* Start Records provided *

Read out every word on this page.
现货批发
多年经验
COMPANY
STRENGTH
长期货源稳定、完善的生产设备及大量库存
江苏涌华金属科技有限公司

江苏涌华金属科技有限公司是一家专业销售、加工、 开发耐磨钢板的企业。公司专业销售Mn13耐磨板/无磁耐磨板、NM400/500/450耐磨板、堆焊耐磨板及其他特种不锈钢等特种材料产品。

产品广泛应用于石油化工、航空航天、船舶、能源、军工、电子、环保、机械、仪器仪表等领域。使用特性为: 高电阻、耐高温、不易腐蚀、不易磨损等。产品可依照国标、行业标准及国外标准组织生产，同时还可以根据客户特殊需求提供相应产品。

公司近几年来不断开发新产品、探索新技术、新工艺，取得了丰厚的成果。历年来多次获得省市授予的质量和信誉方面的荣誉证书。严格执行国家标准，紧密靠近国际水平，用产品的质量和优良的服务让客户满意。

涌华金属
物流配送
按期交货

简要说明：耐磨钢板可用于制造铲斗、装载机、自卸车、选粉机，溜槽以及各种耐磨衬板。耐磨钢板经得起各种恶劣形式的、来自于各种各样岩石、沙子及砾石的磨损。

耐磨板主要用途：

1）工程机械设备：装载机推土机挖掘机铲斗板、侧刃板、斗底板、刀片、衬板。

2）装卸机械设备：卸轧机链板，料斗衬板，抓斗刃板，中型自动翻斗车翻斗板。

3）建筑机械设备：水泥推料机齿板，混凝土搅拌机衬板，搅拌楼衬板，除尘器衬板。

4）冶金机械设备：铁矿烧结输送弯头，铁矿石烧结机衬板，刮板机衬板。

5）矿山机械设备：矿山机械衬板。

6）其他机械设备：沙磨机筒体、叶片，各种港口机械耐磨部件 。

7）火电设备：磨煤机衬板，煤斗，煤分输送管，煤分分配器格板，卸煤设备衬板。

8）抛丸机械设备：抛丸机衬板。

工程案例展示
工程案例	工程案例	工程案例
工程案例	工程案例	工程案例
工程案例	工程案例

* End Records provided *

Repeat all the entries exactly as given.

Read out every word on this page.
现货批发
多年经验
COMPANY
STRENGTH
长期货源稳定、完善的生产设备及大量库存
江苏涌华金属科技有限公司

江苏涌华金属科技有限公司是一家专业销售、加工、 开发耐磨钢板的企业。公司专业销售Mn13耐磨板/无磁耐磨板、NM400/500/450耐磨板、堆焊耐磨板及其他特种不锈钢等特种材料产品。

产品广泛应用于石油化工、航空航天、船舶、能源、军工、电子、环保、机械、仪器仪表等领域。使用特性为: 高电阻、耐高温、不易腐蚀、不易磨损等。产品可依照国标、行业标准及国外标准组织生产，同时还可以根据客户特殊需求提供相应产品。

公司近几年来不断开发新产品、探索新技术、新工艺，取得了丰厚的成果。历年来多次获得省市授予的质量和信誉方面的荣誉证书。严格执行国家标准，紧密靠近国际水平，用产品的质量和优良的服务让客户满意。

涌华金属
物流配送
按期交货

简要说明：耐磨钢板可用于制造铲斗、装载机、自卸车、选粉机，溜槽以及各种耐磨衬板。耐磨钢板经得起各种恶劣形式的、来自于各种各样岩石、沙子及砾石的磨损。

耐磨板主要用途：

1）工程机械设备：装载机推土机挖掘机铲斗板、侧刃板、斗底板、刀片、衬板。

2）装卸机械设备：卸轧机链板，料斗衬板，抓斗刃板，中型自动翻斗车翻斗板。

3）建筑机械设备：水泥推料机齿板，混凝土搅拌机衬板，搅拌楼衬板，除尘器衬板。

4）冶金机械设备：铁矿烧结输送弯头，铁矿石烧结机衬板，刮板机衬板。

5）矿山机械设备：矿山机械衬板。

6）其他机械设备：沙磨机筒体、叶片，各种港口机械耐磨部件 。

7）火电设备：磨煤机衬板，煤斗，煤分输送管，煤分分配器格板，卸煤设备衬板。

8）抛丸机械设备：抛丸机衬板。

工程案例展示
工程案例	工程案例	工程案例
工程案例	工程案例	工程案例
工程案例	工程案例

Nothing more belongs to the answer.